**TASK DESCRIPTION**
Return every line of the material exactly.

(Dataset records)
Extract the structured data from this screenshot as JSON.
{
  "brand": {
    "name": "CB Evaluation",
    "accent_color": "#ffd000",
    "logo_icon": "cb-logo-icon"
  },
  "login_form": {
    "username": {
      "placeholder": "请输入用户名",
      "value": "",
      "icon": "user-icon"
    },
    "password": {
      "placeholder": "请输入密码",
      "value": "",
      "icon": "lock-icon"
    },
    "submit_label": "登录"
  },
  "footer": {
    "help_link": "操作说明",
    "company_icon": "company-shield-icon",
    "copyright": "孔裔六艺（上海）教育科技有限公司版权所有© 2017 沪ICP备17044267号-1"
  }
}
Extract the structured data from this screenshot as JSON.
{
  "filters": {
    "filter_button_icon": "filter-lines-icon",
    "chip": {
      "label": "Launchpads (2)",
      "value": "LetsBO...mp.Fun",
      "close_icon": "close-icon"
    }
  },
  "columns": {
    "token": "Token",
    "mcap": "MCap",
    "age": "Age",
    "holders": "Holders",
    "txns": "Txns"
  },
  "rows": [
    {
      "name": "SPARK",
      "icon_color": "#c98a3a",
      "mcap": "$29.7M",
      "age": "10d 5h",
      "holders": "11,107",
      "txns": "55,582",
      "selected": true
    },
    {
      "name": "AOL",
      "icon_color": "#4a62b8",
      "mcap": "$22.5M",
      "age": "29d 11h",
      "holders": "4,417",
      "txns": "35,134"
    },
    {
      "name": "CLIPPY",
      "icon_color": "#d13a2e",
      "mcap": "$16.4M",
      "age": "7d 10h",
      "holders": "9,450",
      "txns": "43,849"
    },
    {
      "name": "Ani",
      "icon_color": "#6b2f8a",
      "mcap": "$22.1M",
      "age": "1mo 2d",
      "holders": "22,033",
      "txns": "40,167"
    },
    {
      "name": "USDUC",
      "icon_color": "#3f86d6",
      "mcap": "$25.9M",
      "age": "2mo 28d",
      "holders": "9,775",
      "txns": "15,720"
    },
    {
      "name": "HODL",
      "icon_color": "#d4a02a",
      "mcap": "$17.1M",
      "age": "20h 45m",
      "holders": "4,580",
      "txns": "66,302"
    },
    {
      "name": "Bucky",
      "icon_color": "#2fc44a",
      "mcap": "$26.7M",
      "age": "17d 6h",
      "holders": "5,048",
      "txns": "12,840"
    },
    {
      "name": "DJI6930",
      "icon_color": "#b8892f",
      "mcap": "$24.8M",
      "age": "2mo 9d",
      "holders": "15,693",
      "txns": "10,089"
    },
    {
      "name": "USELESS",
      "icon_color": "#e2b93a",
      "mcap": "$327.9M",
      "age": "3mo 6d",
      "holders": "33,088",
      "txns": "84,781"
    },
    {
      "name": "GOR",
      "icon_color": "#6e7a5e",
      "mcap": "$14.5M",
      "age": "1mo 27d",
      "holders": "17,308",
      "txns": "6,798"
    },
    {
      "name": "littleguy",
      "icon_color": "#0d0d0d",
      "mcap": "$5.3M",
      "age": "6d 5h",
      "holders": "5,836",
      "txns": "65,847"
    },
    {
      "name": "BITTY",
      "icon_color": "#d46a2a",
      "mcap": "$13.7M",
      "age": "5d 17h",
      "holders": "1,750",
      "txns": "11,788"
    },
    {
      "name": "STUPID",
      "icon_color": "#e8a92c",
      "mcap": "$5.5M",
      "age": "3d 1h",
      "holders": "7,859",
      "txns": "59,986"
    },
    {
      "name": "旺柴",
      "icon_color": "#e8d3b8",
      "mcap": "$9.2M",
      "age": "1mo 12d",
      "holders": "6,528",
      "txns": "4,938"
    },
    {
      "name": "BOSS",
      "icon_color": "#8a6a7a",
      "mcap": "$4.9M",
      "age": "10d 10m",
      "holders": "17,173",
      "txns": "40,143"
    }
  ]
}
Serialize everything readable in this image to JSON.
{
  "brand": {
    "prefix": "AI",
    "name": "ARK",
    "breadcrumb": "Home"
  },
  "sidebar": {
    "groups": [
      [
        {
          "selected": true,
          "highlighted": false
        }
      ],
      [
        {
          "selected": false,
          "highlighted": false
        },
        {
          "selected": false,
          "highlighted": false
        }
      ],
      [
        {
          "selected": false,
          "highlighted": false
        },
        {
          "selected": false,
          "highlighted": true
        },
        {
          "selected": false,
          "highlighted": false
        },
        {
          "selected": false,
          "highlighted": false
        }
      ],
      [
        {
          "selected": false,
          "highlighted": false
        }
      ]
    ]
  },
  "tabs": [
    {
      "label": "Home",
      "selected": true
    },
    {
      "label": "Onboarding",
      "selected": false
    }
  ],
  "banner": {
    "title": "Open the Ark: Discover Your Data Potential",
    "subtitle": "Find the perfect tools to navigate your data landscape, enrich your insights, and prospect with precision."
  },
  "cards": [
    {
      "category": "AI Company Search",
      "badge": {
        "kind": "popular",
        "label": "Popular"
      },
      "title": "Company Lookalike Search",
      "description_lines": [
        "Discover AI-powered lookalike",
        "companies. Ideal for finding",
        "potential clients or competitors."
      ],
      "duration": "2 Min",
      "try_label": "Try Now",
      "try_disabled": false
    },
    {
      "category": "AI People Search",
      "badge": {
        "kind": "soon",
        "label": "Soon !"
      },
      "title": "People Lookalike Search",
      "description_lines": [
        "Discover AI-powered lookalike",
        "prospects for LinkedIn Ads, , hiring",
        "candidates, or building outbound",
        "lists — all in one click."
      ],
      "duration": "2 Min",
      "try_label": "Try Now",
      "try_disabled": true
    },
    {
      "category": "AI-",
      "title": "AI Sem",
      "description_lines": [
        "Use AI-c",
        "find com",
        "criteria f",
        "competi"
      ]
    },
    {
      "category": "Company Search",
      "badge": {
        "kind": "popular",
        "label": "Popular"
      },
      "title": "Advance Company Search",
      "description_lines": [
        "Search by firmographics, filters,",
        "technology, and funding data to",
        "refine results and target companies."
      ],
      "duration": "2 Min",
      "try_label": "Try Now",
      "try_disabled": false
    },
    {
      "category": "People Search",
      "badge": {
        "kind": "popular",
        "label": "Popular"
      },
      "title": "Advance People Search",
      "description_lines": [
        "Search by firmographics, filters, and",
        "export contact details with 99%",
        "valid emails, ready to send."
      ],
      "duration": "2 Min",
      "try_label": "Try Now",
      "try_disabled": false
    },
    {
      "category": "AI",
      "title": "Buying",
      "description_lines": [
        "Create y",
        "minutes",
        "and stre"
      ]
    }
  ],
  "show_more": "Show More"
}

**SOLUTION TO THIS EXERCISE**
Extract the structured data from this screenshot as JSON.
{
  "brand": {
    "name": "CB Evaluation",
    "accent_color": "#ffd000",
    "logo_icon": "cb-logo-icon"
  },
  "login_form": {
    "username": {
      "placeholder": "请输入用户名",
      "value": "",
      "icon": "user-icon"
    },
    "password": {
      "placeholder": "请输入密码",
      "value": "",
      "icon": "lock-icon"
    },
    "submit_label": "登录"
  },
  "footer": {
    "help_link": "操作说明",
    "company_icon": "company-shield-icon",
    "copyright": "孔裔六艺（上海）教育科技有限公司版权所有© 2017 沪ICP备17044267号-1"
  }
}
Extract the structured data from this screenshot as JSON.
{
  "filters": {
    "filter_button_icon": "filter-lines-icon",
    "chip": {
      "label": "Launchpads (2)",
      "value": "LetsBO...mp.Fun",
      "close_icon": "close-icon"
    }
  },
  "columns": {
    "token": "Token",
    "mcap": "MCap",
    "age": "Age",
    "holders": "Holders",
    "txns": "Txns"
  },
  "rows": [
    {
      "name": "SPARK",
      "icon_color": "#c98a3a",
      "mcap": "$29.7M",
      "age": "10d 5h",
      "holders": "11,107",
      "txns": "55,582",
      "selected": true
    },
    {
      "name": "AOL",
      "icon_color": "#4a62b8",
      "mcap": "$22.5M",
      "age": "29d 11h",
      "holders": "4,417",
      "txns": "35,134"
    },
    {
      "name": "CLIPPY",
      "icon_color": "#d13a2e",
      "mcap": "$16.4M",
      "age": "7d 10h",
      "holders": "9,450",
      "txns": "43,849"
    },
    {
      "name": "Ani",
      "icon_color": "#6b2f8a",
      "mcap": "$22.1M",
      "age": "1mo 2d",
      "holders": "22,033",
      "txns": "40,167"
    },
    {
      "name": "USDUC",
      "icon_color": "#3f86d6",
      "mcap": "$25.9M",
      "age": "2mo 28d",
      "holders": "9,775",
      "txns": "15,720"
    },
    {
      "name": "HODL",
      "icon_color": "#d4a02a",
      "mcap": "$17.1M",
      "age": "20h 45m",
      "holders": "4,580",
      "txns": "66,302"
    },
    {
      "name": "Bucky",
      "icon_color": "#2fc44a",
      "mcap": "$26.7M",
      "age": "17d 6h",
      "holders": "5,048",
      "txns": "12,840"
    },
    {
      "name": "DJI6930",
      "icon_color": "#b8892f",
      "mcap": "$24.8M",
      "age": "2mo 9d",
      "holders": "15,693",
      "txns": "10,089"
    },
    {
      "name": "USELESS",
      "icon_color": "#e2b93a",
      "mcap": "$327.9M",
      "age": "3mo 6d",
      "holders": "33,088",
      "txns": "84,781"
    },
    {
      "name": "GOR",
      "icon_color": "#6e7a5e",
      "mcap": "$14.5M",
      "age": "1mo 27d",
      "holders": "17,308",
      "txns": "6,798"
    },
    {
      "name": "littleguy",
      "icon_color": "#0d0d0d",
      "mcap": "$5.3M",
      "age": "6d 5h",
      "holders": "5,836",
      "txns": "65,847"
    },
    {
      "name": "BITTY",
      "icon_color": "#d46a2a",
      "mcap": "$13.7M",
      "age": "5d 17h",
      "holders": "1,750",
      "txns": "11,788"
    },
    {
      "name": "STUPID",
      "icon_color": "#e8a92c",
      "mcap": "$5.5M",
      "age": "3d 1h",
      "holders": "7,859",
      "txns": "59,986"
    },
    {
      "name": "旺柴",
      "icon_color": "#e8d3b8",
      "mcap": "$9.2M",
      "age": "1mo 12d",
      "holders": "6,528",
      "txns": "4,938"
    },
    {
      "name": "BOSS",
      "icon_color": "#8a6a7a",
      "mcap": "$4.9M",
      "age": "10d 10m",
      "holders": "17,173",
      "txns": "40,143"
    }
  ]
}
Serialize everything readable in this image to JSON.
{
  "brand": {
    "prefix": "AI",
    "name": "ARK",
    "breadcrumb": "Home"
  },
  "sidebar": {
    "groups": [
      [
        {
          "selected": true,
          "highlighted": false
        }
      ],
      [
        {
          "selected": false,
          "highlighted": false
        },
        {
          "selected": false,
          "highlighted": false
        }
      ],
      [
        {
          "selected": false,
          "highlighted": false
        },
        {
          "selected": false,
          "highlighted": true
        },
        {
          "selected": false,
          "highlighted": false
        },
        {
          "selected": false,
          "highlighted": false
        }
      ],
      [
        {
          "selected": false,
          "highlighted": false
        }
      ]
    ]
  },
  "tabs": [
    {
      "label": "Home",
      "selected": true
    },
    {
      "label": "Onboarding",
      "selected": false
    }
  ],
  "banner": {
    "title": "Open the Ark: Discover Your Data Potential",
    "subtitle": "Find the perfect tools to navigate your data landscape, enrich your insights, and prospect with precision."
  },
  "cards": [
    {
      "category": "AI Company Search",
      "badge": {
        "kind": "popular",
        "label": "Popular"
      },
      "title": "Company Lookalike Search",
      "description_lines": [
        "Discover AI-powered lookalike",
        "companies. Ideal for finding",
        "potential clients or competitors."
      ],
      "duration": "2 Min",
      "try_label": "Try Now",
      "try_disabled": false
    },
    {
      "category": "AI People Search",
      "badge": {
        "kind": "soon",
        "label": "Soon !"
      },
      "title": "People Lookalike Search",
      "description_lines": [
        "Discover AI-powered lookalike",
        "prospects for LinkedIn Ads, , hiring",
        "candidates, or building outbound",
        "lists — all in one click."
      ],
      "duration": "2 Min",
      "try_label": "Try Now",
      "try_disabled": true
    },
    {
      "category": "AI-",
      "title": "AI Sem",
      "description_lines": [
        "Use AI-c",
        "find com",
        "criteria f",
        "competi"
      ]
    },
    {
      "category": "Company Search",
      "badge": {
        "kind": "popular",
        "label": "Popular"
      },
      "title": "Advance Company Search",
      "description_lines": [
        "Search by firmographics, filters,",
        "technology, and funding data to",
        "refine results and target companies."
      ],
      "duration": "2 Min",
      "try_label": "Try Now",
      "try_disabled": false
    },
    {
      "category": "People Search",
      "badge": {
        "kind": "popular",
        "label": "Popular"
      },
      "title": "Advance People Search",
      "description_lines": [
        "Search by firmographics, filters, and",
        "export contact details with 99%",
        "valid emails, ready to send."
      ],
      "duration": "2 Min",
      "try_label": "Try Now",
      "try_disabled": false
    },
    {
      "category": "AI",
      "title": "Buying",
      "description_lines": [
        "Create y",
        "minutes",
        "and stre"
      ]
    }
  ],
  "show_more": "Show More"
}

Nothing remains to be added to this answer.